» SUPPLIED DATA:
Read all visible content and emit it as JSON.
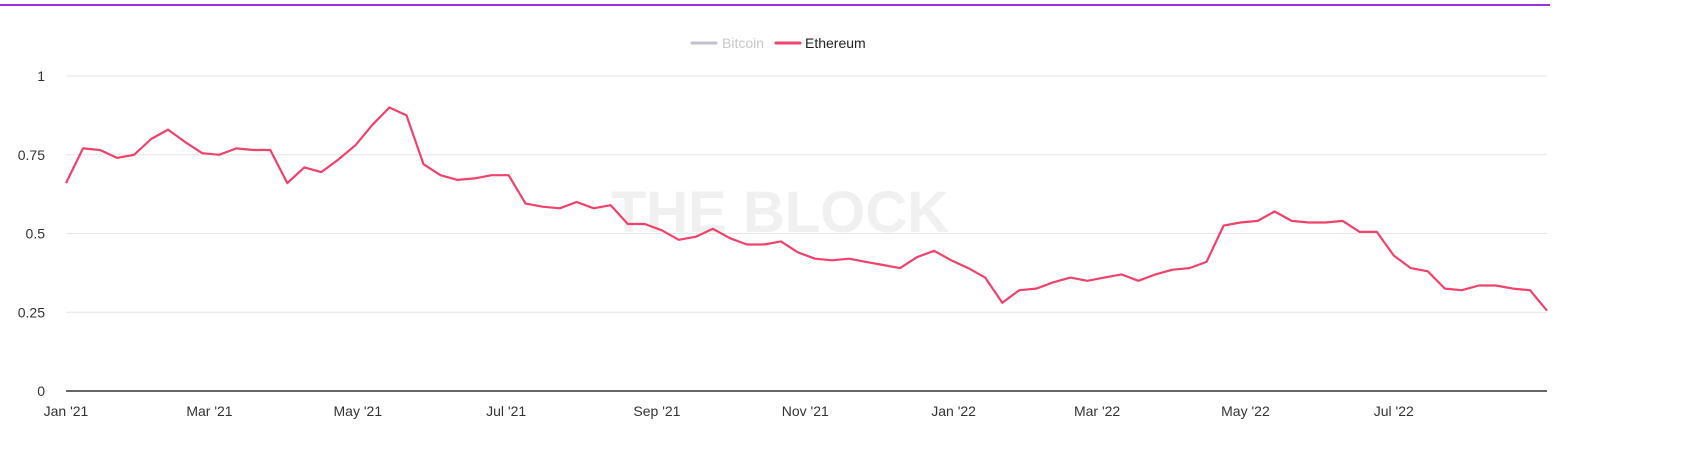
{
  "chart_data": {
    "type": "line",
    "title": "",
    "watermark": "THE BLOCK",
    "xlabel": "",
    "ylabel": "",
    "ylim": [
      0,
      1
    ],
    "yticks": [
      "0",
      "0.25",
      "0.5",
      "0.75",
      "1"
    ],
    "ytick_values": [
      0,
      0.25,
      0.5,
      0.75,
      1
    ],
    "xticks": [
      "Jan '21",
      "Mar '21",
      "May '21",
      "Jul '21",
      "Sep '21",
      "Nov '21",
      "Jan '22",
      "Mar '22",
      "May '22",
      "Jul '22"
    ],
    "xtick_days": [
      0,
      59,
      120,
      181,
      243,
      304,
      365,
      424,
      485,
      546
    ],
    "x_start": "2021-01-01",
    "x_interval_days": 7,
    "x_range_days": [
      0,
      609
    ],
    "grid": true,
    "legend_position": "top-center",
    "series": [
      {
        "name": "Bitcoin",
        "color": "#c2bfcf",
        "hidden": true,
        "values": []
      },
      {
        "name": "Ethereum",
        "color": "#f0426a",
        "hidden": false,
        "values": [
          0.66,
          0.77,
          0.765,
          0.74,
          0.75,
          0.8,
          0.83,
          0.79,
          0.755,
          0.75,
          0.77,
          0.765,
          0.765,
          0.66,
          0.71,
          0.695,
          0.735,
          0.78,
          0.845,
          0.9,
          0.875,
          0.72,
          0.685,
          0.67,
          0.675,
          0.685,
          0.685,
          0.595,
          0.585,
          0.58,
          0.6,
          0.58,
          0.59,
          0.53,
          0.53,
          0.51,
          0.48,
          0.49,
          0.515,
          0.485,
          0.465,
          0.465,
          0.475,
          0.44,
          0.42,
          0.415,
          0.42,
          0.41,
          0.4,
          0.39,
          0.425,
          0.445,
          0.415,
          0.39,
          0.36,
          0.28,
          0.32,
          0.325,
          0.345,
          0.36,
          0.35,
          0.36,
          0.37,
          0.35,
          0.37,
          0.385,
          0.39,
          0.41,
          0.525,
          0.535,
          0.54,
          0.57,
          0.54,
          0.535,
          0.535,
          0.54,
          0.505,
          0.505,
          0.43,
          0.39,
          0.38,
          0.325,
          0.32,
          0.335,
          0.335,
          0.325,
          0.32,
          0.255
        ]
      }
    ]
  }
}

» REQUIREMENTS:
Write out the material above again, word for word, minus its pictures.

» RESULT OF THIS EXERCISE:
Read all visible content and emit it as JSON.
{
  "chart_data": {
    "type": "line",
    "title": "",
    "watermark": "THE BLOCK",
    "xlabel": "",
    "ylabel": "",
    "ylim": [
      0,
      1
    ],
    "yticks": [
      "0",
      "0.25",
      "0.5",
      "0.75",
      "1"
    ],
    "ytick_values": [
      0,
      0.25,
      0.5,
      0.75,
      1
    ],
    "xticks": [
      "Jan '21",
      "Mar '21",
      "May '21",
      "Jul '21",
      "Sep '21",
      "Nov '21",
      "Jan '22",
      "Mar '22",
      "May '22",
      "Jul '22"
    ],
    "xtick_days": [
      0,
      59,
      120,
      181,
      243,
      304,
      365,
      424,
      485,
      546
    ],
    "x_start": "2021-01-01",
    "x_interval_days": 7,
    "x_range_days": [
      0,
      609
    ],
    "grid": true,
    "legend_position": "top-center",
    "series": [
      {
        "name": "Bitcoin",
        "color": "#c2bfcf",
        "hidden": true,
        "values": []
      },
      {
        "name": "Ethereum",
        "color": "#f0426a",
        "hidden": false,
        "values": [
          0.66,
          0.77,
          0.765,
          0.74,
          0.75,
          0.8,
          0.83,
          0.79,
          0.755,
          0.75,
          0.77,
          0.765,
          0.765,
          0.66,
          0.71,
          0.695,
          0.735,
          0.78,
          0.845,
          0.9,
          0.875,
          0.72,
          0.685,
          0.67,
          0.675,
          0.685,
          0.685,
          0.595,
          0.585,
          0.58,
          0.6,
          0.58,
          0.59,
          0.53,
          0.53,
          0.51,
          0.48,
          0.49,
          0.515,
          0.485,
          0.465,
          0.465,
          0.475,
          0.44,
          0.42,
          0.415,
          0.42,
          0.41,
          0.4,
          0.39,
          0.425,
          0.445,
          0.415,
          0.39,
          0.36,
          0.28,
          0.32,
          0.325,
          0.345,
          0.36,
          0.35,
          0.36,
          0.37,
          0.35,
          0.37,
          0.385,
          0.39,
          0.41,
          0.525,
          0.535,
          0.54,
          0.57,
          0.54,
          0.535,
          0.535,
          0.54,
          0.505,
          0.505,
          0.43,
          0.39,
          0.38,
          0.325,
          0.32,
          0.335,
          0.335,
          0.325,
          0.32,
          0.255
        ]
      }
    ]
  }
}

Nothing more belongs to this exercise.